*TRY IT:*
The answer must be every line of the records below that holds the word "Public".

::: MATERIAL TO PROCESS

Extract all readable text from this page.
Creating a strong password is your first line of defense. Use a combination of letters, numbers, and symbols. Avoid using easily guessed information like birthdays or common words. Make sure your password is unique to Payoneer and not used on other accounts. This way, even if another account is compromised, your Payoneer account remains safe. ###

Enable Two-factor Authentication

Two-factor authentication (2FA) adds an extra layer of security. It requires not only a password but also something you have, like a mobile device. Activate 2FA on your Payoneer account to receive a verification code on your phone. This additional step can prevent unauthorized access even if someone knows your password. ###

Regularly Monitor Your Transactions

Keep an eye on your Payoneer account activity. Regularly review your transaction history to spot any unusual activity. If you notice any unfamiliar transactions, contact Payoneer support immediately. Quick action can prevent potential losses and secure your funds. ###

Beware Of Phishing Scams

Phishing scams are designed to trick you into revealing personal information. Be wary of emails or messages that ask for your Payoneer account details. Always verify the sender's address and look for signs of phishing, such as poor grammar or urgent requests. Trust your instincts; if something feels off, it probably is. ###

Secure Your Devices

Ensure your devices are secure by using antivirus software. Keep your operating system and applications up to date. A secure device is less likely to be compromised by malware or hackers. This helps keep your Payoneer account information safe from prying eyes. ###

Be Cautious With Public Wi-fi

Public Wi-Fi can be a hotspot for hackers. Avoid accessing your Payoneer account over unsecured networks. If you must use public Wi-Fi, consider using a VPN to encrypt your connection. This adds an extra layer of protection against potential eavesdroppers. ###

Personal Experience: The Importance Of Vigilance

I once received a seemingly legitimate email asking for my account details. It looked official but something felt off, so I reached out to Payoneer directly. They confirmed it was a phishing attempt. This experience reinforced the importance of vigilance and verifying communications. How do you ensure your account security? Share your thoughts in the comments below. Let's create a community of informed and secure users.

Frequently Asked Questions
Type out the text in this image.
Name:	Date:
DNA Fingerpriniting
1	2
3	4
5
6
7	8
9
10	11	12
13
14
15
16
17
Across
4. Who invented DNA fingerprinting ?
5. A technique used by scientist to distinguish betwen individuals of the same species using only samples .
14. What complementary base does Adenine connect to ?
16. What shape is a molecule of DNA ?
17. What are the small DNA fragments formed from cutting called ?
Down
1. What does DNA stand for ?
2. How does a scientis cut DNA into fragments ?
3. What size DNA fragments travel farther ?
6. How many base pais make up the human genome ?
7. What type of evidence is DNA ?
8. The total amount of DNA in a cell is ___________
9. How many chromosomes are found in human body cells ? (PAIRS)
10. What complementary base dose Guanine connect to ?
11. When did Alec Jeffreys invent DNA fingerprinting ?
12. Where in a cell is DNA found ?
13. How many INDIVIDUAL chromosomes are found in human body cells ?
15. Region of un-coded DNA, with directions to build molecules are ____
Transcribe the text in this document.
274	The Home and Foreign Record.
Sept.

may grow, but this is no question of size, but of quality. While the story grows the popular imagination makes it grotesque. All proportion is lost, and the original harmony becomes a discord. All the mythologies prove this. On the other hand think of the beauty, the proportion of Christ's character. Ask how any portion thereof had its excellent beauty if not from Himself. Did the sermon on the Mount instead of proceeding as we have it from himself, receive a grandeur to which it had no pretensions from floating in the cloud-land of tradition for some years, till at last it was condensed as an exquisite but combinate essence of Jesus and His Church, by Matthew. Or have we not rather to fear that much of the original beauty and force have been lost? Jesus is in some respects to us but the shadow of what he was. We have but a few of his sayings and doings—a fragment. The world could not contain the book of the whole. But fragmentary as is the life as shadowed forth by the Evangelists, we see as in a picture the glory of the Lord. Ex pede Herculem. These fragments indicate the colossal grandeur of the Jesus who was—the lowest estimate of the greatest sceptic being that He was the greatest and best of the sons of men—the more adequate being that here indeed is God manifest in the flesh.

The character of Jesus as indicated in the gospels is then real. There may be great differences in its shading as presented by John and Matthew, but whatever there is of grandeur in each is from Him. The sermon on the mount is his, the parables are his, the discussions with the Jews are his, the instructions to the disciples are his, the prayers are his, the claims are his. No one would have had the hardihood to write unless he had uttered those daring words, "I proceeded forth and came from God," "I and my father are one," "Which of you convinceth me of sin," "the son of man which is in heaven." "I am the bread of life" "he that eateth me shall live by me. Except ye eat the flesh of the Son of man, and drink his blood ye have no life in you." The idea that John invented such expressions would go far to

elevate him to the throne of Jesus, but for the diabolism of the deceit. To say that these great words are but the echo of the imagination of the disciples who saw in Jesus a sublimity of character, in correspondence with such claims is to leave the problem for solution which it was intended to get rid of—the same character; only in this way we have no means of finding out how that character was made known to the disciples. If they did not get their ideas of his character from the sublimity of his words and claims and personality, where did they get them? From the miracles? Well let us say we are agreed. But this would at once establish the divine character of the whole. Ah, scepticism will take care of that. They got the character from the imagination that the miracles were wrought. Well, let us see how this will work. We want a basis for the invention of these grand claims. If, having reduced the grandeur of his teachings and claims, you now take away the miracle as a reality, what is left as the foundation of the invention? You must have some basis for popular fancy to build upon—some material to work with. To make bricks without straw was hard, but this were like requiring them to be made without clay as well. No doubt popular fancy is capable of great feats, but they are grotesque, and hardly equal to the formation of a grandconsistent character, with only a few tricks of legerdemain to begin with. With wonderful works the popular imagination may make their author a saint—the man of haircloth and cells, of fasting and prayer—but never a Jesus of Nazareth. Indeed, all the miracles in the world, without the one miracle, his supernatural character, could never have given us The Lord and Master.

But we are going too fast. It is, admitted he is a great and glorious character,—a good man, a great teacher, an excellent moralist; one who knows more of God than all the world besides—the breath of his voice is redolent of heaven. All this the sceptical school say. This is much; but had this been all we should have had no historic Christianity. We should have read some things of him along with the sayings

::::::

*ANSWER SPACE:*
Be Cautious With Public Wi-fi
Public Wi-Fi can be a hotspot for hackers. Avoid accessing your Payoneer account over unsecured networks. If you must use public Wi-Fi, consider using a VPN to encrypt your connection. This adds an extra layer of protection against potential eavesdroppers. ###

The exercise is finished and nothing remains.